---------- Source extract ----------

= Yasmine Khlat =

Lebanese actress and film director (born 1959)

Yasmine Khtat (born February 13, 1959) is a Lebanese actress, film director, translator and novelist.

She was born in Ismailia, Egypt, grew up in Lebanon and studied film theory in the University of Paris 3.

==Work==
===As an actress===
- 1984:Dreams of the City
- 1980: Aziza
- 1979: Nahla, as Nahla

===Documentaries===
- 2ooo: Abed Azrie: Musicien du Monde
- 1987: Leylouna/Notre nuit; about the everyday life of women during the Lebanese Civil War

===Books===
- 2023: La Tendresse de Sainte Anne
- 2022:La Dame d'Alexandrie
  - From book cover: "A convent lost in the Lebanese mountains, on the edge of a blue valley. The misty beauty of autumn. The rain, the cold, the barking of a dog in the distance. The quiet passage of nuns in the corridors. And this closed session between two women: the enigmatic Hortense Zemina, charming sociologist of a “certain age”, and Claire, her young and fiery assistant recruited through classified ads. Together, they try to elucidate the mystery of repeated suicides within the same family."
- 2020: Cet amour
  - From the back cover: "A small apartment in Paris. A woman can no longer stand her ocds - her obsessive-compulsive tics. She stares at her living room window, drawn towards the void. Then she reacts, goes to her phone and dials a number: Hello, Doctor Rossi? A discussion begins in the night with this psychiatrist whose voice she only heard on the radio. He grasps her distress, keeps her head above water. But she is Lebanese, and he turns out to be Israeli. However, his country prohibits any contact with an Israeli citizen. Can they even talk to each other? Can wars, virtual and real walls separate two beings who meet?"

---------- Extracted data ----------

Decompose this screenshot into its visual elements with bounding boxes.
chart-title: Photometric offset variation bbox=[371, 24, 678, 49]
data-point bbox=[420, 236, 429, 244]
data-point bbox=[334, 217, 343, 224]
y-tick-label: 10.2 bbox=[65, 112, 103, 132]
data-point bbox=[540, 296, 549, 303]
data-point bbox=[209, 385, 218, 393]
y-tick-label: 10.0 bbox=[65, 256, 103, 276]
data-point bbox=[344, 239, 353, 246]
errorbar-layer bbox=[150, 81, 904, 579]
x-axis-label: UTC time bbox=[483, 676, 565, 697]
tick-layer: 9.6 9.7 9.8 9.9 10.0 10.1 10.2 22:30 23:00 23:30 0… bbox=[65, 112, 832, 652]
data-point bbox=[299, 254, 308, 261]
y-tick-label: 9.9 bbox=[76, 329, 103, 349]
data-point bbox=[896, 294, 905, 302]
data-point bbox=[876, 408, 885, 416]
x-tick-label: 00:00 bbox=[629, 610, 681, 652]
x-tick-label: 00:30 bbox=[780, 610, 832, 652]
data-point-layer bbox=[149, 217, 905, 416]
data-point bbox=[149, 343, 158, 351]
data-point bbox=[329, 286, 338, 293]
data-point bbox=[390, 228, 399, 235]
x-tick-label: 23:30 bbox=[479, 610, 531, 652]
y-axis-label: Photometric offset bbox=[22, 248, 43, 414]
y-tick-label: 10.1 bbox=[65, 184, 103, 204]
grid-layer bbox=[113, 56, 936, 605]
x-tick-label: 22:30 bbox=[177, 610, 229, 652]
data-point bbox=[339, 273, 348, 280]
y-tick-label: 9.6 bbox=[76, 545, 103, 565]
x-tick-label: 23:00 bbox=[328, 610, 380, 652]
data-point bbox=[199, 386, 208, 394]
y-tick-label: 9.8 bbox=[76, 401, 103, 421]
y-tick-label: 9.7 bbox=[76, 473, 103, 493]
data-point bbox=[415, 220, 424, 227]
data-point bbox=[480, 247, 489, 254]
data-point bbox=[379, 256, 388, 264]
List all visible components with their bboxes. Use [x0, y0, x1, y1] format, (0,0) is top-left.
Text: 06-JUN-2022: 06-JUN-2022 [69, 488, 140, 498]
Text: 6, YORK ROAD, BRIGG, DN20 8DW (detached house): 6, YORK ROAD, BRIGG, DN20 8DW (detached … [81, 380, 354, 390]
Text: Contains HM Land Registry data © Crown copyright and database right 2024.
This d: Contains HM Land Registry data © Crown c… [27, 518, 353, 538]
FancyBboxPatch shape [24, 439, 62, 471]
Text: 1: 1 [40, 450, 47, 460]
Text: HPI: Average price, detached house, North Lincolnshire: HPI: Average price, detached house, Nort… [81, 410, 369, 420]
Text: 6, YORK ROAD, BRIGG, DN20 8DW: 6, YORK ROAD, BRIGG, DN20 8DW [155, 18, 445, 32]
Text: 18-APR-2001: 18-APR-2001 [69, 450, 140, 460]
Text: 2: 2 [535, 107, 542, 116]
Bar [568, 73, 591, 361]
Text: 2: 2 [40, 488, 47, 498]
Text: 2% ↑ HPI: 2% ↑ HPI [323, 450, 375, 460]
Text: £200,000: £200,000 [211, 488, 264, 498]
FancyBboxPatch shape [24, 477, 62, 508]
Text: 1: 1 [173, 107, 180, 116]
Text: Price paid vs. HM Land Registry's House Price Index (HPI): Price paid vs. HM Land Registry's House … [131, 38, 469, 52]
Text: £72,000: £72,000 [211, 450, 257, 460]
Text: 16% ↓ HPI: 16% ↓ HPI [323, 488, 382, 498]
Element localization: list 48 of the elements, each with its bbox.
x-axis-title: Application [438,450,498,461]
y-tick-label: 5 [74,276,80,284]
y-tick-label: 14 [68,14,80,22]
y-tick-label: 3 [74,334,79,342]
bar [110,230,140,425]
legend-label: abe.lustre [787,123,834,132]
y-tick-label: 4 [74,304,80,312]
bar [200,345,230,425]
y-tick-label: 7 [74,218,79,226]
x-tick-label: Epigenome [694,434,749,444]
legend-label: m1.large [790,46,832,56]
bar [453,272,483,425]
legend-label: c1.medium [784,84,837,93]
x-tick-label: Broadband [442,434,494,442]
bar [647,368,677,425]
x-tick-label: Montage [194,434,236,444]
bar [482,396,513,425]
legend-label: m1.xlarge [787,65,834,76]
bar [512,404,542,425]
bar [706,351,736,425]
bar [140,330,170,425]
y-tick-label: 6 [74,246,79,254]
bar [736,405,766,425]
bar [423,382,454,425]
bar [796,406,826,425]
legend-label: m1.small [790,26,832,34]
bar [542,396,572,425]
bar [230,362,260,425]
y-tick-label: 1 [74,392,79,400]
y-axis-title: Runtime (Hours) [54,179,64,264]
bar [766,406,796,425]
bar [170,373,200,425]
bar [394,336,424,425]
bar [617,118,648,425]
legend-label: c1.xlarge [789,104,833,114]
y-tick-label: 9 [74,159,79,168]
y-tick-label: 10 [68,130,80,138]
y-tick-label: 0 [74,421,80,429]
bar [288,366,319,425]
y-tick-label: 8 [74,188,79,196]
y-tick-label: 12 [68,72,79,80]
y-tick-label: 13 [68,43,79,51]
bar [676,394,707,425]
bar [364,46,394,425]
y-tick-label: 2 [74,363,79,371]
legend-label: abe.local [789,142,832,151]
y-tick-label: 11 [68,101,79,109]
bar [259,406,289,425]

----------

What the exercise asks ::
Print the passage from the text on Yasmine Khlat that runs from "Lebanese actress and" up to and including "of Paris 3.", keeping every word and character unchanged. The records are independent of the text on Yasmine Khlat.

Solution for this problem ::
Lebanese actress and film director (born 1959)

Yasmine Khtat (born February 13, 1959) is a Lebanese actress, film director, translator and novelist.

She was born in Ismailia, Egypt, grew up in Lebanon and studied film theory in the University of Paris 3.